_TASK GOAL_
Write out every single entry exactly.

· · ·

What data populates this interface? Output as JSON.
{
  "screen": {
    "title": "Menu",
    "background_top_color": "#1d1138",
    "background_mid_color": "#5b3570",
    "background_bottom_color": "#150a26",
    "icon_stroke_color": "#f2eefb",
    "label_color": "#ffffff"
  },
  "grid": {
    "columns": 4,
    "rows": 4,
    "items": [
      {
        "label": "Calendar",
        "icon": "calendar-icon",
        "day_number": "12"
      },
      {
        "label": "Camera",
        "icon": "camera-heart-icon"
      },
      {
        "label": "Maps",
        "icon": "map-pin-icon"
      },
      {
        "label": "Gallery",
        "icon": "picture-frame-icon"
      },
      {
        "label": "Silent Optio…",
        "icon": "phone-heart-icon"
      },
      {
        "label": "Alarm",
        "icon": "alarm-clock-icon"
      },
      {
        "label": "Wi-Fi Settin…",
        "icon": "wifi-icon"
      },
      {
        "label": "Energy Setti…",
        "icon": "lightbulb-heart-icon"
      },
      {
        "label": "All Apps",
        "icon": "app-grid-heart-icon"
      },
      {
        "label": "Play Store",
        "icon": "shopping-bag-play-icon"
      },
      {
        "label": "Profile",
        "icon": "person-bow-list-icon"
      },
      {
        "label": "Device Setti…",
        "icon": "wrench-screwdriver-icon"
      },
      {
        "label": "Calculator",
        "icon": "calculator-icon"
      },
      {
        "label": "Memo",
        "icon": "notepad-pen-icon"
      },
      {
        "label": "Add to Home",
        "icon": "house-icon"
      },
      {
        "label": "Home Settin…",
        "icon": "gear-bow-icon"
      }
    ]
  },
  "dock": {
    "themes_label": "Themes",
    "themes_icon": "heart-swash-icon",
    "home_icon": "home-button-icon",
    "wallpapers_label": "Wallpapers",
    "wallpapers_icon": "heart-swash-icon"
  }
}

· · ·

_SOLUTION TO THE EXERCISE_
What data populates this interface? Output as JSON.
{
  "screen": {
    "title": "Menu",
    "background_top_color": "#1d1138",
    "background_mid_color": "#5b3570",
    "background_bottom_color": "#150a26",
    "icon_stroke_color": "#f2eefb",
    "label_color": "#ffffff"
  },
  "grid": {
    "columns": 4,
    "rows": 4,
    "items": [
      {
        "label": "Calendar",
        "icon": "calendar-icon",
        "day_number": "12"
      },
      {
        "label": "Camera",
        "icon": "camera-heart-icon"
      },
      {
        "label": "Maps",
        "icon": "map-pin-icon"
      },
      {
        "label": "Gallery",
        "icon": "picture-frame-icon"
      },
      {
        "label": "Silent Optio…",
        "icon": "phone-heart-icon"
      },
      {
        "label": "Alarm",
        "icon": "alarm-clock-icon"
      },
      {
        "label": "Wi-Fi Settin…",
        "icon": "wifi-icon"
      },
      {
        "label": "Energy Setti…",
        "icon": "lightbulb-heart-icon"
      },
      {
        "label": "All Apps",
        "icon": "app-grid-heart-icon"
      },
      {
        "label": "Play Store",
        "icon": "shopping-bag-play-icon"
      },
      {
        "label": "Profile",
        "icon": "person-bow-list-icon"
      },
      {
        "label": "Device Setti…",
        "icon": "wrench-screwdriver-icon"
      },
      {
        "label": "Calculator",
        "icon": "calculator-icon"
      },
      {
        "label": "Memo",
        "icon": "notepad-pen-icon"
      },
      {
        "label": "Add to Home",
        "icon": "house-icon"
      },
      {
        "label": "Home Settin…",
        "icon": "gear-bow-icon"
      }
    ]
  },
  "dock": {
    "themes_label": "Themes",
    "themes_icon": "heart-swash-icon",
    "home_icon": "home-button-icon",
    "wallpapers_label": "Wallpapers",
    "wallpapers_icon": "heart-swash-icon"
  }
}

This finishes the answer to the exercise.